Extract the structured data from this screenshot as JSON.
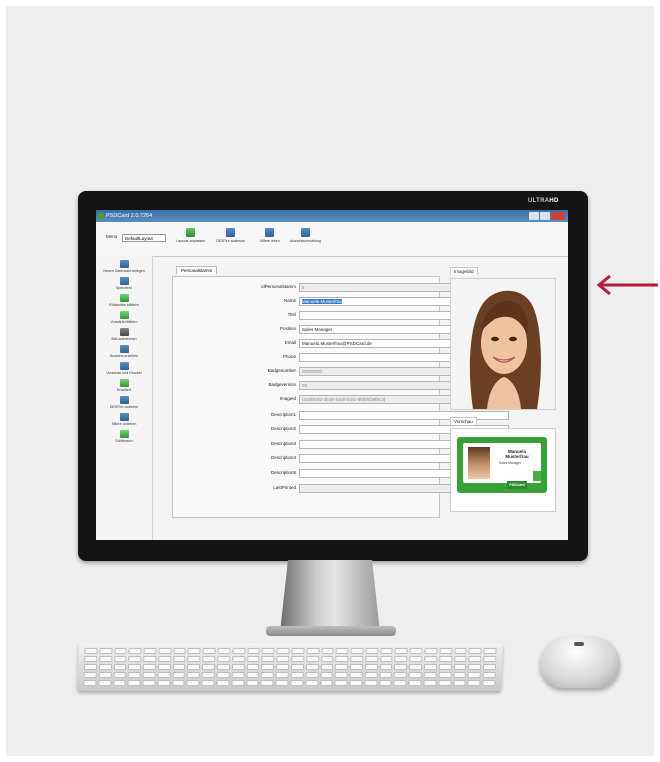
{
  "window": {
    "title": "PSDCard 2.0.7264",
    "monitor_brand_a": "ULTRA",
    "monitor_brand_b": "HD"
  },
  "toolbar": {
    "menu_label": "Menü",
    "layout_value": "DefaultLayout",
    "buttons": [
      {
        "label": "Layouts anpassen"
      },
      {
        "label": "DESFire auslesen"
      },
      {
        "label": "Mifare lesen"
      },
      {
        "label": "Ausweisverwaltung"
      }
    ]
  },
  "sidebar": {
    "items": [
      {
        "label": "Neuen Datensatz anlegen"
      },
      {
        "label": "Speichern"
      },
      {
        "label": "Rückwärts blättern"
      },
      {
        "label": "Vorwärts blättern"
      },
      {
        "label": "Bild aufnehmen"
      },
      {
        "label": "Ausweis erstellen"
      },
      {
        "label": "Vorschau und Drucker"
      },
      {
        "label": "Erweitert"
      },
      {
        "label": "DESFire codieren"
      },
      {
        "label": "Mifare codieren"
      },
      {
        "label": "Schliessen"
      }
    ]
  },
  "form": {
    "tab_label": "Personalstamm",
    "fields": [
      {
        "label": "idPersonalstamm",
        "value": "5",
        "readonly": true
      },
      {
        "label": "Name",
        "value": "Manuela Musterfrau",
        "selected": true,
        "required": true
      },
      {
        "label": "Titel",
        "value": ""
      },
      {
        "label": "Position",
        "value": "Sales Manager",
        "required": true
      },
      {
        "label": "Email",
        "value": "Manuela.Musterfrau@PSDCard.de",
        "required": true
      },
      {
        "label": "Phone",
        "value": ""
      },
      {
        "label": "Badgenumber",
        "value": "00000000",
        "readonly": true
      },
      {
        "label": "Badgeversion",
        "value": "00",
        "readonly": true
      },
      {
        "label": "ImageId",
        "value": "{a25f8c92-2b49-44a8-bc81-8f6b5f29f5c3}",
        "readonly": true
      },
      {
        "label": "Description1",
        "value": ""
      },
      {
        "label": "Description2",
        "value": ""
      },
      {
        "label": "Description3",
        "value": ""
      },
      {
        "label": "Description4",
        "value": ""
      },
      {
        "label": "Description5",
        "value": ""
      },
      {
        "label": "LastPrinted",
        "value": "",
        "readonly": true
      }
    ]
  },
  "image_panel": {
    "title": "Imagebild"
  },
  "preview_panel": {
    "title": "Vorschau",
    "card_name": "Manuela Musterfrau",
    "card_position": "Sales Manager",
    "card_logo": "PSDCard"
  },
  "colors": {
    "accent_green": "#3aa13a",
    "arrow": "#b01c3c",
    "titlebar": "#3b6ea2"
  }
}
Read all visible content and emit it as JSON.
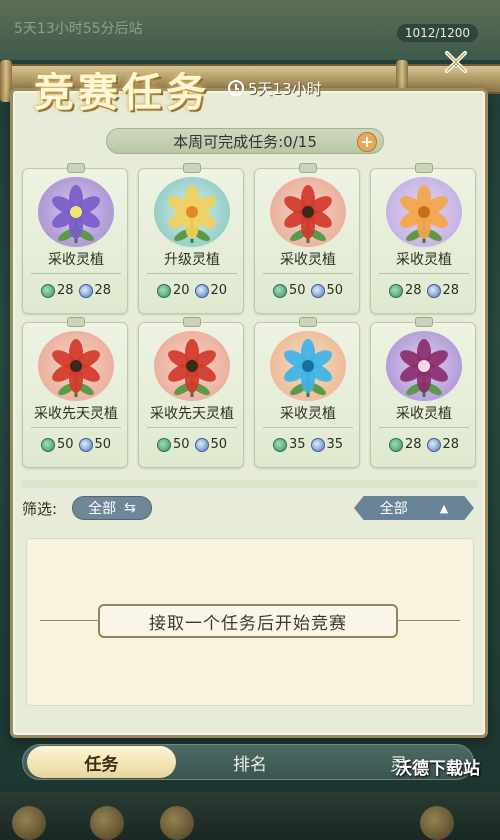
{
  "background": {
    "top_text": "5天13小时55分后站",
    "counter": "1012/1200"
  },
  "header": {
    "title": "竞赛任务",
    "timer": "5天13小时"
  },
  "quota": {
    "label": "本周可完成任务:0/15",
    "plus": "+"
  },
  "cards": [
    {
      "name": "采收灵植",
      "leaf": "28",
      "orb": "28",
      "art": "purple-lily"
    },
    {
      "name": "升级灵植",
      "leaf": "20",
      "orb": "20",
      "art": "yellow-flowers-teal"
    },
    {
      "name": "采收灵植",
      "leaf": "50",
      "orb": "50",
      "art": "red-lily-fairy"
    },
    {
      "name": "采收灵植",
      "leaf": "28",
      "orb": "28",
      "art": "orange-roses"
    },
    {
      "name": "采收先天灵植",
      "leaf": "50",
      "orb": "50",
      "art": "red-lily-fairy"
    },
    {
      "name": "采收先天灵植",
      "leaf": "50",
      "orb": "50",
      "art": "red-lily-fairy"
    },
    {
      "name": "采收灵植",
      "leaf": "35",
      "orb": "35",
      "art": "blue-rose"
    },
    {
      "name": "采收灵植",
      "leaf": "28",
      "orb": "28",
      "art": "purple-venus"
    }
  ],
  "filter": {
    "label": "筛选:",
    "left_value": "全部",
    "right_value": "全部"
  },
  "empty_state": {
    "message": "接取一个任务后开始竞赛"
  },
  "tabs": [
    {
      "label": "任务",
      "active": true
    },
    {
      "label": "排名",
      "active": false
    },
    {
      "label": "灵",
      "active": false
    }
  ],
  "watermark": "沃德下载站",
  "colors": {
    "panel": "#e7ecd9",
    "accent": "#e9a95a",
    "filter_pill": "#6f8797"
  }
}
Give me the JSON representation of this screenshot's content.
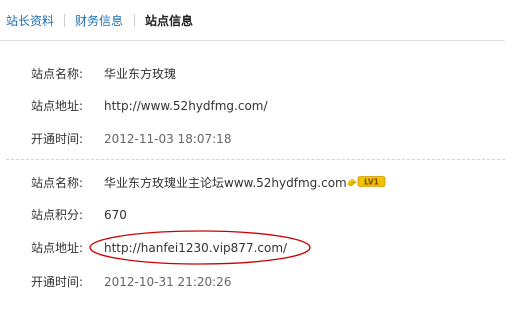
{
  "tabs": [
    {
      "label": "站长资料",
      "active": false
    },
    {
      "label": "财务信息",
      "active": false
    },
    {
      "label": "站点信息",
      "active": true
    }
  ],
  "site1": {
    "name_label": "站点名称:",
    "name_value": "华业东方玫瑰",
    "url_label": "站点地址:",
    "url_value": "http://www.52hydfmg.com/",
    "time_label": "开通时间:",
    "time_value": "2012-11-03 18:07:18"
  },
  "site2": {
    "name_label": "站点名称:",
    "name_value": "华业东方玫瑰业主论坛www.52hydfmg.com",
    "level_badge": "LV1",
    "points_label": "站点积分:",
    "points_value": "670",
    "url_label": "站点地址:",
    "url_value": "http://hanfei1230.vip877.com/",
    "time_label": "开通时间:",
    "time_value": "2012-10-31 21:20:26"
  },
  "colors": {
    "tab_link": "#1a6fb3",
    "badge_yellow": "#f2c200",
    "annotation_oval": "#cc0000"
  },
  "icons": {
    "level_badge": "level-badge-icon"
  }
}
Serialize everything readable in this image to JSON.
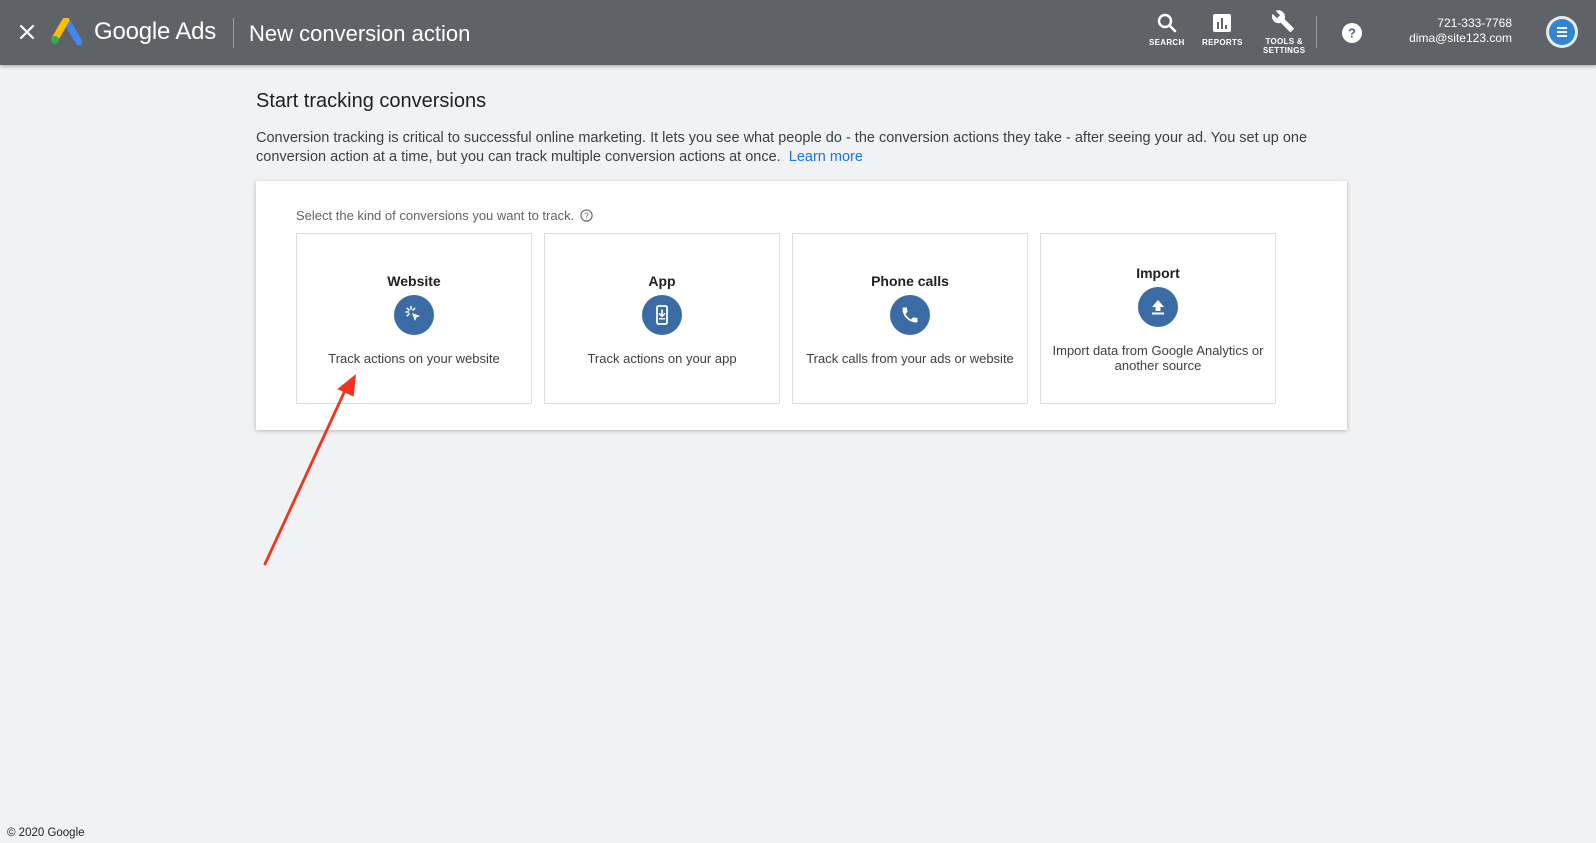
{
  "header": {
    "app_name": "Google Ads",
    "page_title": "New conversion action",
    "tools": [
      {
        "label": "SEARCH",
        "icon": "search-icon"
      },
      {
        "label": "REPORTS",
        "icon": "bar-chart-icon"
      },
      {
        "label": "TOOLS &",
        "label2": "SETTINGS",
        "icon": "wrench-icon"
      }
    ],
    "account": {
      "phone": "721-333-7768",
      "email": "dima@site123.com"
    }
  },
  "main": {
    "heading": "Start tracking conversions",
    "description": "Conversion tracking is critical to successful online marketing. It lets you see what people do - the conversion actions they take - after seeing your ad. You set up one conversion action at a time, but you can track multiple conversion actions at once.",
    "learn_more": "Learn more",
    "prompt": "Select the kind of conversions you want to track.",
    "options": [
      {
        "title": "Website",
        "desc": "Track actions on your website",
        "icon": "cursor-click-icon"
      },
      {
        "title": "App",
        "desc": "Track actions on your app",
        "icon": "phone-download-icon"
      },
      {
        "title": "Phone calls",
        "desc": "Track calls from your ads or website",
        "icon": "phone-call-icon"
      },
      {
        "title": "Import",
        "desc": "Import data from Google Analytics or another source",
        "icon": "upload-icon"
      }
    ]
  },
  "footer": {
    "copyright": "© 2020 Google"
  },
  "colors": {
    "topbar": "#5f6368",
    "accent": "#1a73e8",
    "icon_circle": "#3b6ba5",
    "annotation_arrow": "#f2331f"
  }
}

_STATED TASK_:
Make an exact copy of the records above, with the pictures left out.

_THE RESULT_:
Extract the structured data from this screenshot as JSON.
{
  "window": {
    "title": "PSDCard 2.0.7264",
    "monitor_brand_a": "ULTRA",
    "monitor_brand_b": "HD"
  },
  "toolbar": {
    "menu_label": "Menü",
    "layout_value": "DefaultLayout",
    "buttons": [
      {
        "label": "Layouts anpassen"
      },
      {
        "label": "DESFire auslesen"
      },
      {
        "label": "Mifare lesen"
      },
      {
        "label": "Ausweisverwaltung"
      }
    ]
  },
  "sidebar": {
    "items": [
      {
        "label": "Neuen Datensatz anlegen"
      },
      {
        "label": "Speichern"
      },
      {
        "label": "Rückwärts blättern"
      },
      {
        "label": "Vorwärts blättern"
      },
      {
        "label": "Bild aufnehmen"
      },
      {
        "label": "Ausweis erstellen"
      },
      {
        "label": "Vorschau und Drucker"
      },
      {
        "label": "Erweitert"
      },
      {
        "label": "DESFire codieren"
      },
      {
        "label": "Mifare codieren"
      },
      {
        "label": "Schliessen"
      }
    ]
  },
  "form": {
    "tab_label": "Personalstamm",
    "fields": [
      {
        "label": "idPersonalstamm",
        "value": "5",
        "readonly": true
      },
      {
        "label": "Name",
        "value": "Manuela Musterfrau",
        "selected": true,
        "required": true
      },
      {
        "label": "Titel",
        "value": ""
      },
      {
        "label": "Position",
        "value": "Sales Manager",
        "required": true
      },
      {
        "label": "Email",
        "value": "Manuela.Musterfrau@PSDCard.de",
        "required": true
      },
      {
        "label": "Phone",
        "value": ""
      },
      {
        "label": "Badgenumber",
        "value": "00000000",
        "readonly": true
      },
      {
        "label": "Badgeversion",
        "value": "00",
        "readonly": true
      },
      {
        "label": "ImageId",
        "value": "{a25f8c92-2b49-44a8-bc81-8f6b5f29f5c3}",
        "readonly": true
      },
      {
        "label": "Description1",
        "value": ""
      },
      {
        "label": "Description2",
        "value": ""
      },
      {
        "label": "Description3",
        "value": ""
      },
      {
        "label": "Description4",
        "value": ""
      },
      {
        "label": "Description5",
        "value": ""
      },
      {
        "label": "LastPrinted",
        "value": "",
        "readonly": true
      }
    ]
  },
  "image_panel": {
    "title": "Imagebild"
  },
  "preview_panel": {
    "title": "Vorschau",
    "card_name": "Manuela Musterfrau",
    "card_position": "Sales Manager",
    "card_logo": "PSDCard"
  },
  "colors": {
    "accent_green": "#3aa13a",
    "arrow": "#b01c3c",
    "titlebar": "#3b6ea2"
  }
}
Read all visible content and emit it as JSON.
{
  "background": {
    "top_text": "5天13小时55分后站",
    "counter": "1012/1200"
  },
  "header": {
    "title": "竞赛任务",
    "timer": "5天13小时"
  },
  "quota": {
    "label": "本周可完成任务:0/15",
    "plus": "+"
  },
  "cards": [
    {
      "name": "采收灵植",
      "leaf": "28",
      "orb": "28",
      "art": "purple-lily"
    },
    {
      "name": "升级灵植",
      "leaf": "20",
      "orb": "20",
      "art": "yellow-flowers-teal"
    },
    {
      "name": "采收灵植",
      "leaf": "50",
      "orb": "50",
      "art": "red-lily-fairy"
    },
    {
      "name": "采收灵植",
      "leaf": "28",
      "orb": "28",
      "art": "orange-roses"
    },
    {
      "name": "采收先天灵植",
      "leaf": "50",
      "orb": "50",
      "art": "red-lily-fairy"
    },
    {
      "name": "采收先天灵植",
      "leaf": "50",
      "orb": "50",
      "art": "red-lily-fairy"
    },
    {
      "name": "采收灵植",
      "leaf": "35",
      "orb": "35",
      "art": "blue-rose"
    },
    {
      "name": "采收灵植",
      "leaf": "28",
      "orb": "28",
      "art": "purple-venus"
    }
  ],
  "filter": {
    "label": "筛选:",
    "left_value": "全部",
    "right_value": "全部"
  },
  "empty_state": {
    "message": "接取一个任务后开始竞赛"
  },
  "tabs": [
    {
      "label": "任务",
      "active": true
    },
    {
      "label": "排名",
      "active": false
    },
    {
      "label": "灵",
      "active": false
    }
  ],
  "watermark": "沃德下载站",
  "colors": {
    "panel": "#e7ecd9",
    "accent": "#e9a95a",
    "filter_pill": "#6f8797"
  }
}
Give me the JSON representation of this screenshot's content.
{
  "tabs": [
    {
      "label": "站长资料",
      "active": false
    },
    {
      "label": "财务信息",
      "active": false
    },
    {
      "label": "站点信息",
      "active": true
    }
  ],
  "site1": {
    "name_label": "站点名称:",
    "name_value": "华业东方玫瑰",
    "url_label": "站点地址:",
    "url_value": "http://www.52hydfmg.com/",
    "time_label": "开通时间:",
    "time_value": "2012-11-03 18:07:18"
  },
  "site2": {
    "name_label": "站点名称:",
    "name_value": "华业东方玫瑰业主论坛www.52hydfmg.com",
    "level_badge": "LV1",
    "points_label": "站点积分:",
    "points_value": "670",
    "url_label": "站点地址:",
    "url_value": "http://hanfei1230.vip877.com/",
    "time_label": "开通时间:",
    "time_value": "2012-10-31 21:20:26"
  },
  "colors": {
    "tab_link": "#1a6fb3",
    "badge_yellow": "#f2c200",
    "annotation_oval": "#cc0000"
  },
  "icons": {
    "level_badge": "level-badge-icon"
  }
}
Serialize everything readable in this image to JSON.
{
  "header": {
    "app_name": "Google Ads",
    "page_title": "New conversion action",
    "tools": [
      {
        "label": "SEARCH",
        "icon": "search-icon"
      },
      {
        "label": "REPORTS",
        "icon": "bar-chart-icon"
      },
      {
        "label": "TOOLS &",
        "label2": "SETTINGS",
        "icon": "wrench-icon"
      }
    ],
    "account": {
      "phone": "721-333-7768",
      "email": "dima@site123.com"
    }
  },
  "main": {
    "heading": "Start tracking conversions",
    "description": "Conversion tracking is critical to successful online marketing. It lets you see what people do - the conversion actions they take - after seeing your ad. You set up one conversion action at a time, but you can track multiple conversion actions at once.",
    "learn_more": "Learn more",
    "prompt": "Select the kind of conversions you want to track.",
    "options": [
      {
        "title": "Website",
        "desc": "Track actions on your website",
        "icon": "cursor-click-icon"
      },
      {
        "title": "App",
        "desc": "Track actions on your app",
        "icon": "phone-download-icon"
      },
      {
        "title": "Phone calls",
        "desc": "Track calls from your ads or website",
        "icon": "phone-call-icon"
      },
      {
        "title": "Import",
        "desc": "Import data from Google Analytics or another source",
        "icon": "upload-icon"
      }
    ]
  },
  "footer": {
    "copyright": "© 2020 Google"
  },
  "colors": {
    "topbar": "#5f6368",
    "accent": "#1a73e8",
    "icon_circle": "#3b6ba5",
    "annotation_arrow": "#f2331f"
  }
}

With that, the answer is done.